Document extract:

TRANSPORT OF TYRAMINE IN SHORT-TERM CULTURED RAT-LIVER PARENCHYMAL-CELLS, ENDOTHELIAL-CELLS AND KUPFFER CELLS

In a previous report, we have shown that the uptake of tyramine in isolated rat liver parenchymal cells (PC) was mainly mediated by an active transport process in addition to a simple diffusion. Our present work demonstrates that both free diffusion and transporter-mediated processes for tyramine uptake also co-exist in liver endothelial cells (LEC) and Kupffer cells (KC). Kinetic analysis for the transport-mediated process shows that the K(t) (muM) and V(max) (pmol/mg of proteins/min or pmol/10(6) cells/min) for PC are 23.5 and 748.4 or 1197.4, those for LEC are 29.2 and 141.2 or 6.6, and for KC are 76.3 and 72.0 or 8.5. Benztropine and N-ethylmaleimide (NEM), a thiol-group modifier, which potentially inhibit the activity of tyramine transporter in PC, equally block tyramine transport in LEC and KC. Thus, cysteine(s) having free thiol group(s) could be associated with the normal function of these transporters. The increase (or decrease) of the interior negative membrane potential caused by NO3- and SCN- (or SO3(2-)) stimulates (or inhibits) the transport activity, indicating that membrane potential is the immediate driving force for the entry of the amine into the three types of cells. In addition to these, an interior-to-exterior proton gradient stimulates the tyramine transport in these cells, consistent with H+ exchange or OH- cotransport, suggesting that the transport process could be neutrogenic. Taking these results together indicates that the tyramine transporters existing in PC, LEC and KC bear quite similar characteristics. The diversity of the efficient uptake of tyramine among the three types of cells could result from the difference of the amounts of the transporters expressed in these cells. Therefore, PC is the main type of liver cells for the clearance of tyramine from the portal vein blood.

Your goal:
Answer from the tyramine transport text:
(a) What K(t) value, in µM, is given for liver endothelial cells?
(b) Which compound does the text call a thiol-group modifier?
(c) Which cell type does the text name as the main liver cell for clearing tyramine from portal vein blood?
The records have no role in this work.

Excerpted data:

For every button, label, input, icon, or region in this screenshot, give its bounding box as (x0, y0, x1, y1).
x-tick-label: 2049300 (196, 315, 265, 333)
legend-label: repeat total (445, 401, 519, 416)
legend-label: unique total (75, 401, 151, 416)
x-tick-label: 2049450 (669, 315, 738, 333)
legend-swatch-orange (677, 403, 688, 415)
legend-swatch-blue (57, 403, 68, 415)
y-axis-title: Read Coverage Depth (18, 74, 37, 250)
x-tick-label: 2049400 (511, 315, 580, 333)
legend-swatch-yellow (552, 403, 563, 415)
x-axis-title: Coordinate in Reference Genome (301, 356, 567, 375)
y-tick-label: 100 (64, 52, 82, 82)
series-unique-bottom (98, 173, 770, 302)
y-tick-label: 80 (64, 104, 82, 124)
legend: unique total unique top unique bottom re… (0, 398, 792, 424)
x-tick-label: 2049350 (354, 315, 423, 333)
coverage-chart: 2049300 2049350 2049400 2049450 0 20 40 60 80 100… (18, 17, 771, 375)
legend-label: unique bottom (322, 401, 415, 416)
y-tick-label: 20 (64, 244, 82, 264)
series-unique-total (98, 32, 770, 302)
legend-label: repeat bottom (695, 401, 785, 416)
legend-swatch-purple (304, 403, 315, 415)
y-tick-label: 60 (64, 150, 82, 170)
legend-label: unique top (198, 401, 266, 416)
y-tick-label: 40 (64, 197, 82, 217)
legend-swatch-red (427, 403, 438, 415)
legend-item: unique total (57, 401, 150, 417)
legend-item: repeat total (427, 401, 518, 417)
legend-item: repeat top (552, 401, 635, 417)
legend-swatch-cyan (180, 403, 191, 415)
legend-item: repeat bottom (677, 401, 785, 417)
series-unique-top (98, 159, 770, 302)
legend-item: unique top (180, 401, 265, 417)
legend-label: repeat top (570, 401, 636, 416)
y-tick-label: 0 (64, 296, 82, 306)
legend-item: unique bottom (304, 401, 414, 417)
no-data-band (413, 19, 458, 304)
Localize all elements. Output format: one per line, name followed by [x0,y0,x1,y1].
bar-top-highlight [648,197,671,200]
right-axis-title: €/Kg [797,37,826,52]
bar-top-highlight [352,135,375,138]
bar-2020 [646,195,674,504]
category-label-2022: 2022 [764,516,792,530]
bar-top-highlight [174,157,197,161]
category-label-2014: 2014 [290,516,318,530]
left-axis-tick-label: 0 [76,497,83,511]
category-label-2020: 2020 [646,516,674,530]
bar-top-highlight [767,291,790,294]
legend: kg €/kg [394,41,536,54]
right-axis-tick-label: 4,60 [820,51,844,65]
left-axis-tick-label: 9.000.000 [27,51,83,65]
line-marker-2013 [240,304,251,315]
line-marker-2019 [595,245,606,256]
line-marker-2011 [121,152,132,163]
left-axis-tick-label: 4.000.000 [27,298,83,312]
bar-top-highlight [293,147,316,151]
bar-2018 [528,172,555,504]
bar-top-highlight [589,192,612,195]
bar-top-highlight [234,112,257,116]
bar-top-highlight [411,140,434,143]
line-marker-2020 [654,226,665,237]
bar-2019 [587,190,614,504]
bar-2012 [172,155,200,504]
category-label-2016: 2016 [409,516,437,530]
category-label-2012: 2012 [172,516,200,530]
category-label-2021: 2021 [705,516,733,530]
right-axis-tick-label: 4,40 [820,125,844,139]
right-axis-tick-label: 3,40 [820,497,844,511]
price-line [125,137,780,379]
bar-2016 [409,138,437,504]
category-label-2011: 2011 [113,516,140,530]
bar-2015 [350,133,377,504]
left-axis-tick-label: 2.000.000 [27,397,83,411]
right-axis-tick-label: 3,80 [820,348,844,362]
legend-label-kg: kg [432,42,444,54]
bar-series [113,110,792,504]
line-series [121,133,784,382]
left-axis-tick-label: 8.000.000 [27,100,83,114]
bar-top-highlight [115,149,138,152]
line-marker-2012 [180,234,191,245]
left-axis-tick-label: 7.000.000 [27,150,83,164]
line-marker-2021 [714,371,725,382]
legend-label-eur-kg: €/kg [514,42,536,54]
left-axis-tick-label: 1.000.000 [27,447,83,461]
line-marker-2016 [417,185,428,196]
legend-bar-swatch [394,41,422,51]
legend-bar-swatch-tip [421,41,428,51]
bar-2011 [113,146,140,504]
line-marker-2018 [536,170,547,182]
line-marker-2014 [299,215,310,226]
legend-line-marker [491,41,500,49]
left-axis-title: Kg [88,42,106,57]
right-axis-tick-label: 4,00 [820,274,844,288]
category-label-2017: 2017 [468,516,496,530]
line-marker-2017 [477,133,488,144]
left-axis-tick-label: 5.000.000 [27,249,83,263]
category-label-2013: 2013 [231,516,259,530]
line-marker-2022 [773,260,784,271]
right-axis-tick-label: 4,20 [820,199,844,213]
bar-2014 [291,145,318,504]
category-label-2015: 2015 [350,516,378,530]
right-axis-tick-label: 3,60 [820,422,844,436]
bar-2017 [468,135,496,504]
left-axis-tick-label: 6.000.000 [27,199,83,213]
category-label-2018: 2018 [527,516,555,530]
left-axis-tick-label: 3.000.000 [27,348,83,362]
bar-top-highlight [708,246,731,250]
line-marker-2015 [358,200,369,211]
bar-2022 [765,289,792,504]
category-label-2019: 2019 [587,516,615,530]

Worked solution:
(a) 29.2
(b) N-ethylmaleimide (NEM)
(c) Parenchymal cells (PC)